WORK REQUIRED
The entries below should be output exactly as written.

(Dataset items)
________________________________________

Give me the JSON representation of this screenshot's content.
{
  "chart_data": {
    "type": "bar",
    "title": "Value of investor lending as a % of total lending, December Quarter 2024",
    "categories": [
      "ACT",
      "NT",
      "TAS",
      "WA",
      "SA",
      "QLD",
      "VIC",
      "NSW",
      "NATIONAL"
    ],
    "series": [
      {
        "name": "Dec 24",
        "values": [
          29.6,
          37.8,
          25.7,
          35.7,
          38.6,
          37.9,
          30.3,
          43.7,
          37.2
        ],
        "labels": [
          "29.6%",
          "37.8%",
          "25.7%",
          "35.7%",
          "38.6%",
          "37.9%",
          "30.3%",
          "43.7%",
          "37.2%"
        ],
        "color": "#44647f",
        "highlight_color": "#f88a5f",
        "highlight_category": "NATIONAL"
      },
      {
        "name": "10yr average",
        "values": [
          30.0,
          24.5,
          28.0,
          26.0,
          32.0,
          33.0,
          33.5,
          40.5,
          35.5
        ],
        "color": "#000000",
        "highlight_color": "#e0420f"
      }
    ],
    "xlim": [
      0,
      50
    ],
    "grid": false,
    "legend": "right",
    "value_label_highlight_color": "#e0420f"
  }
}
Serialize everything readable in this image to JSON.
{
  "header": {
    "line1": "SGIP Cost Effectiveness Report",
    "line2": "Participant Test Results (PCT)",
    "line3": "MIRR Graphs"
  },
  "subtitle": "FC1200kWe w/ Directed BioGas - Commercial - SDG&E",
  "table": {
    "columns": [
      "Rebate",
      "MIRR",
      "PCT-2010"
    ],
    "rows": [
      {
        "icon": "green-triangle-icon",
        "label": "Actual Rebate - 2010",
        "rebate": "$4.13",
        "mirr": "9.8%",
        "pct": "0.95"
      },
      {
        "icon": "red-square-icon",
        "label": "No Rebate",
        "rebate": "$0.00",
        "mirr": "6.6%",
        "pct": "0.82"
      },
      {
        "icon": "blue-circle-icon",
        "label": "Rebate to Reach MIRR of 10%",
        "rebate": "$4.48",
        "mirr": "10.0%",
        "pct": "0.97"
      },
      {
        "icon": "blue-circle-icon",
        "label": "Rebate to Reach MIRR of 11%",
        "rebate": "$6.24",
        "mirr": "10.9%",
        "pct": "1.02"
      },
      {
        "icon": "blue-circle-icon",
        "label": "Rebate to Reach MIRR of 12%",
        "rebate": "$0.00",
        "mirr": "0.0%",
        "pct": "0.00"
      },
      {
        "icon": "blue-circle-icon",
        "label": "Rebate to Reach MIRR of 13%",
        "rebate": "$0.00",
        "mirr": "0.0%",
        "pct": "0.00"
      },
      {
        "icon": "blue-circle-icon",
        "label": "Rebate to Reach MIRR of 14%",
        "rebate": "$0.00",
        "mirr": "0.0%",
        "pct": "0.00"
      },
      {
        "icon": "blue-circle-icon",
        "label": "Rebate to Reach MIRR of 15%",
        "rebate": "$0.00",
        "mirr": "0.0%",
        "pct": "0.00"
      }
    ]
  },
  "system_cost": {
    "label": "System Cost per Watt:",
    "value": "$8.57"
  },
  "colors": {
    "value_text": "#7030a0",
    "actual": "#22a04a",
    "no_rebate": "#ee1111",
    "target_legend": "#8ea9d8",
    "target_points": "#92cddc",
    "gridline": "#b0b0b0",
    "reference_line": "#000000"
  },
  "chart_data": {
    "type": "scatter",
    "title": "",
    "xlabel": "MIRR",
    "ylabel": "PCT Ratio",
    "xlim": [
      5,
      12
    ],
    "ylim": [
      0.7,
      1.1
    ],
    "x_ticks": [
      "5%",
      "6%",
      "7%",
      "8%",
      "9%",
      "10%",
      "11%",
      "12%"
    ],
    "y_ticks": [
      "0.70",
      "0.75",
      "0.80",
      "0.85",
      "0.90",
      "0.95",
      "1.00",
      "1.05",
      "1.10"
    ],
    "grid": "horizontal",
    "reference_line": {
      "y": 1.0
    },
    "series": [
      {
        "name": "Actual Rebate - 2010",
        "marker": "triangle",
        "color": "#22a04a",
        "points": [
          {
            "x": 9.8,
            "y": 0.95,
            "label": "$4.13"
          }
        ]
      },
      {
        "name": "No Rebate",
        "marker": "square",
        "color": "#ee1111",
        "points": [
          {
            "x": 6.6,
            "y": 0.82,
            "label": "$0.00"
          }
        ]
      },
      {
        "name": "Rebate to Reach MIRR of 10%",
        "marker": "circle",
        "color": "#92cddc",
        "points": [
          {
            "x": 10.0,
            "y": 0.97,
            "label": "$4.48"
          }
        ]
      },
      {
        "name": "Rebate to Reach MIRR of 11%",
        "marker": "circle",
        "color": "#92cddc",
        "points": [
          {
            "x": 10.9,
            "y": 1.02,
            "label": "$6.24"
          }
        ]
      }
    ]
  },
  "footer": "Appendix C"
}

________________________________________

WRITTEN SOLUTION
Give me the JSON representation of this screenshot's content.
{
  "chart_data": {
    "type": "bar",
    "title": "Value of investor lending as a % of total lending, December Quarter 2024",
    "categories": [
      "ACT",
      "NT",
      "TAS",
      "WA",
      "SA",
      "QLD",
      "VIC",
      "NSW",
      "NATIONAL"
    ],
    "series": [
      {
        "name": "Dec 24",
        "values": [
          29.6,
          37.8,
          25.7,
          35.7,
          38.6,
          37.9,
          30.3,
          43.7,
          37.2
        ],
        "labels": [
          "29.6%",
          "37.8%",
          "25.7%",
          "35.7%",
          "38.6%",
          "37.9%",
          "30.3%",
          "43.7%",
          "37.2%"
        ],
        "color": "#44647f",
        "highlight_color": "#f88a5f",
        "highlight_category": "NATIONAL"
      },
      {
        "name": "10yr average",
        "values": [
          30.0,
          24.5,
          28.0,
          26.0,
          32.0,
          33.0,
          33.5,
          40.5,
          35.5
        ],
        "color": "#000000",
        "highlight_color": "#e0420f"
      }
    ],
    "xlim": [
      0,
      50
    ],
    "grid": false,
    "legend": "right",
    "value_label_highlight_color": "#e0420f"
  }
}
Serialize everything readable in this image to JSON.
{
  "header": {
    "line1": "SGIP Cost Effectiveness Report",
    "line2": "Participant Test Results (PCT)",
    "line3": "MIRR Graphs"
  },
  "subtitle": "FC1200kWe w/ Directed BioGas - Commercial - SDG&E",
  "table": {
    "columns": [
      "Rebate",
      "MIRR",
      "PCT-2010"
    ],
    "rows": [
      {
        "icon": "green-triangle-icon",
        "label": "Actual Rebate - 2010",
        "rebate": "$4.13",
        "mirr": "9.8%",
        "pct": "0.95"
      },
      {
        "icon": "red-square-icon",
        "label": "No Rebate",
        "rebate": "$0.00",
        "mirr": "6.6%",
        "pct": "0.82"
      },
      {
        "icon": "blue-circle-icon",
        "label": "Rebate to Reach MIRR of 10%",
        "rebate": "$4.48",
        "mirr": "10.0%",
        "pct": "0.97"
      },
      {
        "icon": "blue-circle-icon",
        "label": "Rebate to Reach MIRR of 11%",
        "rebate": "$6.24",
        "mirr": "10.9%",
        "pct": "1.02"
      },
      {
        "icon": "blue-circle-icon",
        "label": "Rebate to Reach MIRR of 12%",
        "rebate": "$0.00",
        "mirr": "0.0%",
        "pct": "0.00"
      },
      {
        "icon": "blue-circle-icon",
        "label": "Rebate to Reach MIRR of 13%",
        "rebate": "$0.00",
        "mirr": "0.0%",
        "pct": "0.00"
      },
      {
        "icon": "blue-circle-icon",
        "label": "Rebate to Reach MIRR of 14%",
        "rebate": "$0.00",
        "mirr": "0.0%",
        "pct": "0.00"
      },
      {
        "icon": "blue-circle-icon",
        "label": "Rebate to Reach MIRR of 15%",
        "rebate": "$0.00",
        "mirr": "0.0%",
        "pct": "0.00"
      }
    ]
  },
  "system_cost": {
    "label": "System Cost per Watt:",
    "value": "$8.57"
  },
  "colors": {
    "value_text": "#7030a0",
    "actual": "#22a04a",
    "no_rebate": "#ee1111",
    "target_legend": "#8ea9d8",
    "target_points": "#92cddc",
    "gridline": "#b0b0b0",
    "reference_line": "#000000"
  },
  "chart_data": {
    "type": "scatter",
    "title": "",
    "xlabel": "MIRR",
    "ylabel": "PCT Ratio",
    "xlim": [
      5,
      12
    ],
    "ylim": [
      0.7,
      1.1
    ],
    "x_ticks": [
      "5%",
      "6%",
      "7%",
      "8%",
      "9%",
      "10%",
      "11%",
      "12%"
    ],
    "y_ticks": [
      "0.70",
      "0.75",
      "0.80",
      "0.85",
      "0.90",
      "0.95",
      "1.00",
      "1.05",
      "1.10"
    ],
    "grid": "horizontal",
    "reference_line": {
      "y": 1.0
    },
    "series": [
      {
        "name": "Actual Rebate - 2010",
        "marker": "triangle",
        "color": "#22a04a",
        "points": [
          {
            "x": 9.8,
            "y": 0.95,
            "label": "$4.13"
          }
        ]
      },
      {
        "name": "No Rebate",
        "marker": "square",
        "color": "#ee1111",
        "points": [
          {
            "x": 6.6,
            "y": 0.82,
            "label": "$0.00"
          }
        ]
      },
      {
        "name": "Rebate to Reach MIRR of 10%",
        "marker": "circle",
        "color": "#92cddc",
        "points": [
          {
            "x": 10.0,
            "y": 0.97,
            "label": "$4.48"
          }
        ]
      },
      {
        "name": "Rebate to Reach MIRR of 11%",
        "marker": "circle",
        "color": "#92cddc",
        "points": [
          {
            "x": 10.9,
            "y": 1.02,
            "label": "$6.24"
          }
        ]
      }
    ]
  },
  "footer": "Appendix C"
}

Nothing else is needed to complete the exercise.